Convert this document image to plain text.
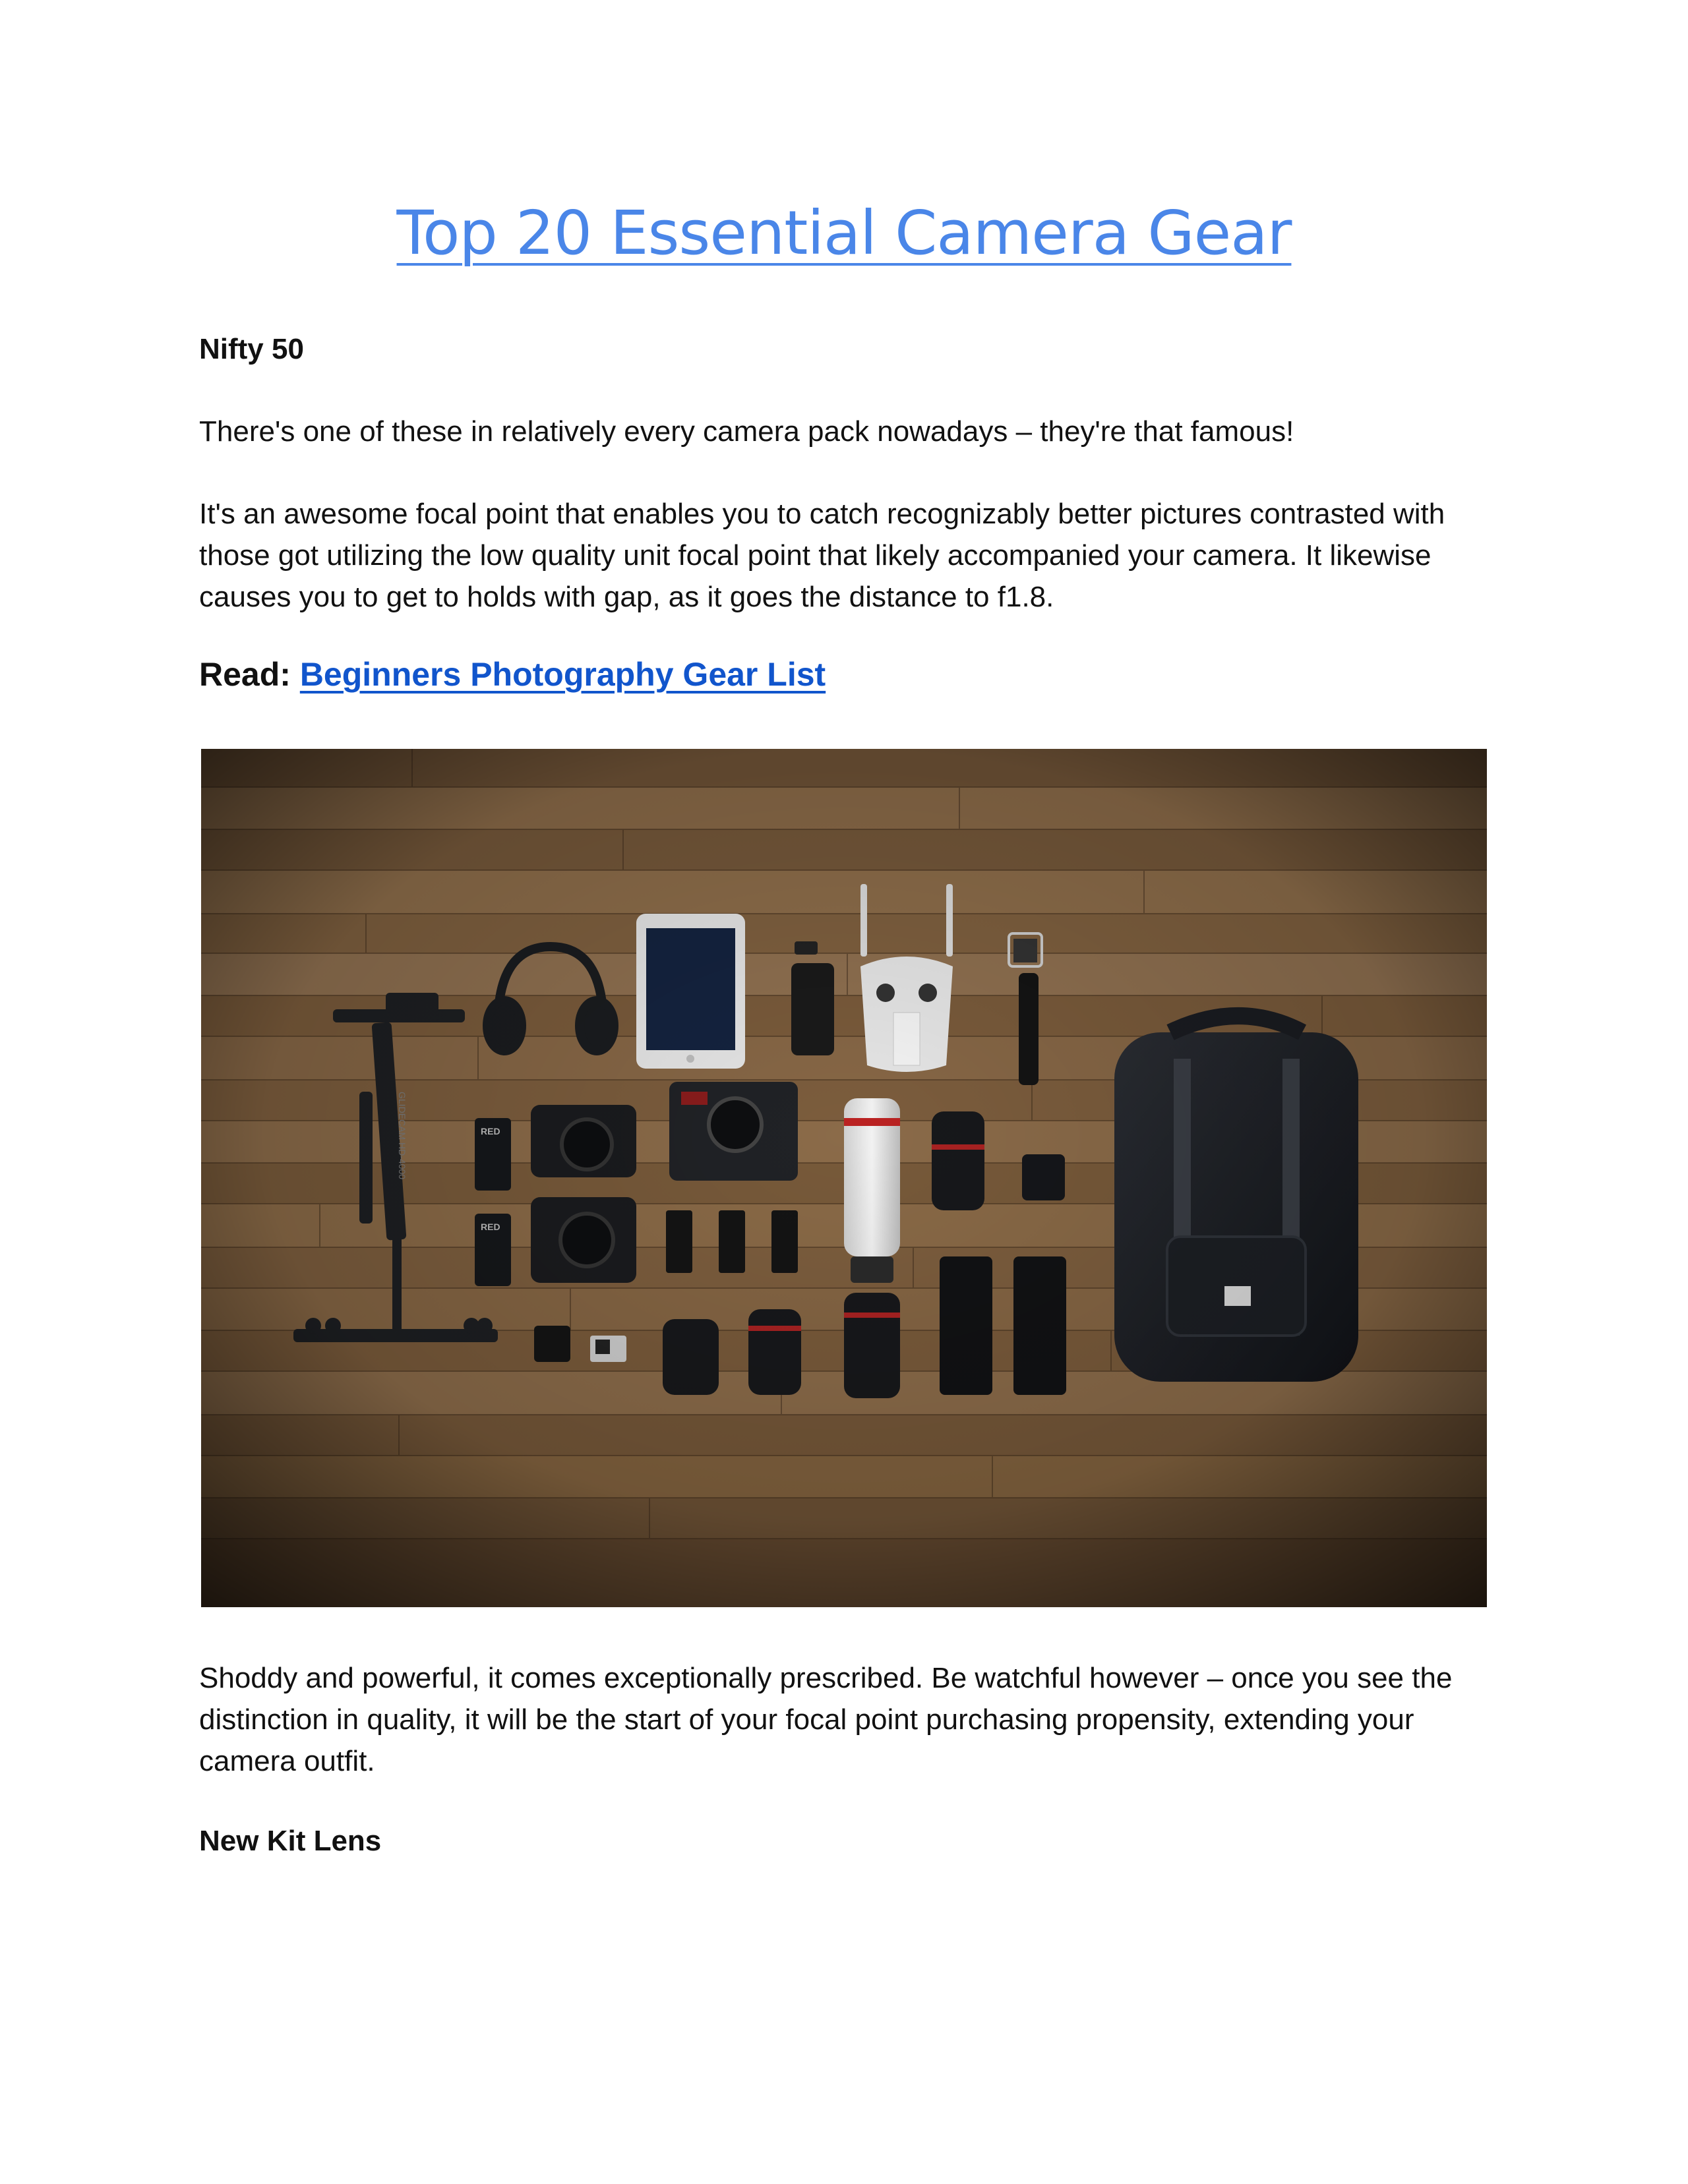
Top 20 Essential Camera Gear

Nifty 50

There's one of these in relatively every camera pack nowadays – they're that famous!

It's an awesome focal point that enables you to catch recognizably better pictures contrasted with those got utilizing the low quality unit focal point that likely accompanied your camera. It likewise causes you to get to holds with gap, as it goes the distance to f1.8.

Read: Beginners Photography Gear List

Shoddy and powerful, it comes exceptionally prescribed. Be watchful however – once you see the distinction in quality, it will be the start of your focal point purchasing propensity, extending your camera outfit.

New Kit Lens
^^^^^^^^^^^^^^^^
Using the data above, print every line exactly, omitting pictures.

TASK SOLUTION:
Convert this document image to plain text.
Top 20 Essential Camera Gear

Nifty 50

There's one of these in relatively every camera pack nowadays – they're that famous!

It's an awesome focal point that enables you to catch recognizably better pictures contrasted with those got utilizing the low quality unit focal point that likely accompanied your camera. It likewise causes you to get to holds with gap, as it goes the distance to f1.8.

Read: Beginners Photography Gear List

Shoddy and powerful, it comes exceptionally prescribed. Be watchful however – once you see the distinction in quality, it will be the start of your focal point purchasing propensity, extending your camera outfit.

New Kit Lens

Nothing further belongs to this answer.